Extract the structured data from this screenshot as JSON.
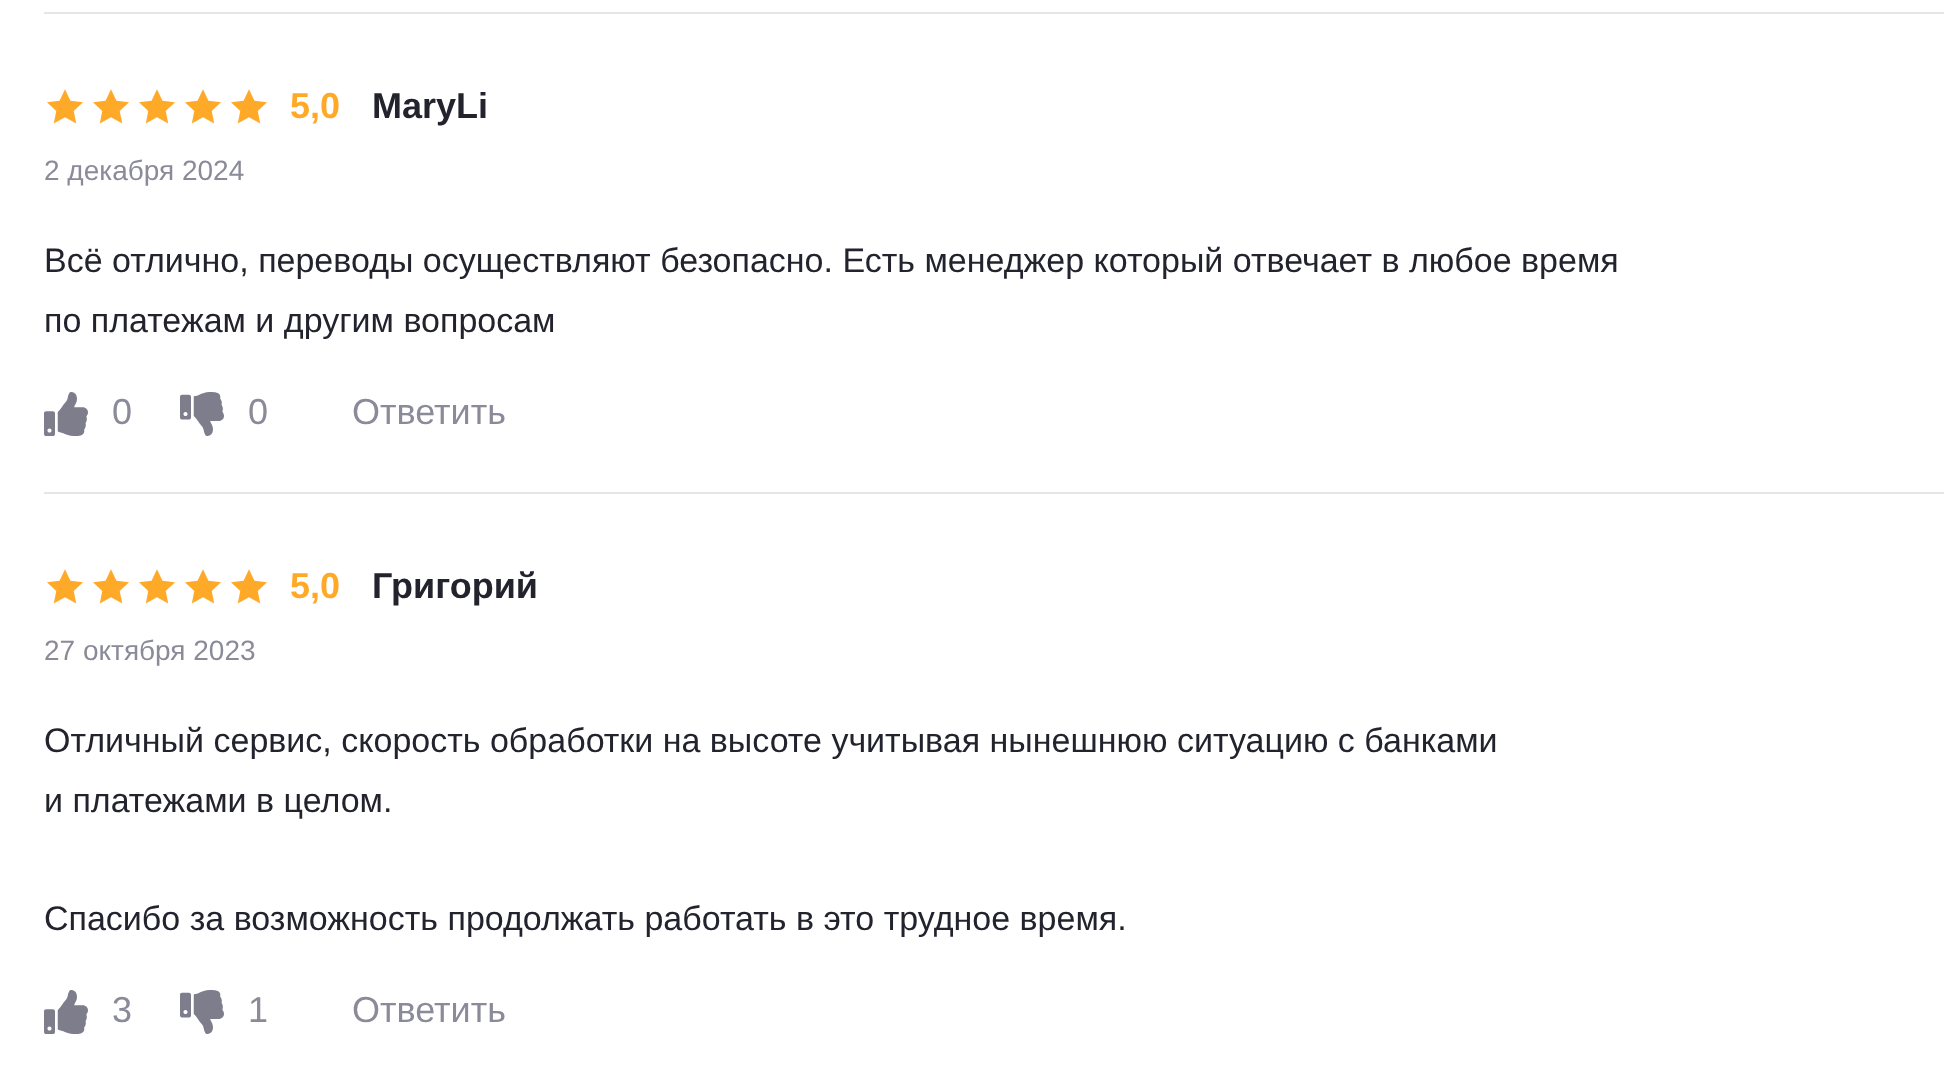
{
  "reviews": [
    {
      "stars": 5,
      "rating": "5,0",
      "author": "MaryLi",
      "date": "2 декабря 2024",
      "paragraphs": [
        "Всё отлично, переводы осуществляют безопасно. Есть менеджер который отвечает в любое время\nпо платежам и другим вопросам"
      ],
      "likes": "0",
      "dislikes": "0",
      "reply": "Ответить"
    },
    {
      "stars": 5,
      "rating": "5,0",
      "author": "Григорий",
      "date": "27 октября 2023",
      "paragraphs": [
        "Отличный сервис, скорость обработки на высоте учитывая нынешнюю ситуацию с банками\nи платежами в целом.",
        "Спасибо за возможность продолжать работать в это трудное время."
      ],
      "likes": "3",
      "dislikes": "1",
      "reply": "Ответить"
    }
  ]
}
....................
WHAT TO PRODUCE →
Repeat the records in full, exactly as they appear, without the pictures.

COMPLETE RESPONSE →
Extract the structured data from this screenshot as JSON.
{
  "reviews": [
    {
      "stars": 5,
      "rating": "5,0",
      "author": "MaryLi",
      "date": "2 декабря 2024",
      "paragraphs": [
        "Всё отлично, переводы осуществляют безопасно. Есть менеджер который отвечает в любое время\nпо платежам и другим вопросам"
      ],
      "likes": "0",
      "dislikes": "0",
      "reply": "Ответить"
    },
    {
      "stars": 5,
      "rating": "5,0",
      "author": "Григорий",
      "date": "27 октября 2023",
      "paragraphs": [
        "Отличный сервис, скорость обработки на высоте учитывая нынешнюю ситуацию с банками\nи платежами в целом.",
        "Спасибо за возможность продолжать работать в это трудное время."
      ],
      "likes": "3",
      "dislikes": "1",
      "reply": "Ответить"
    }
  ]
}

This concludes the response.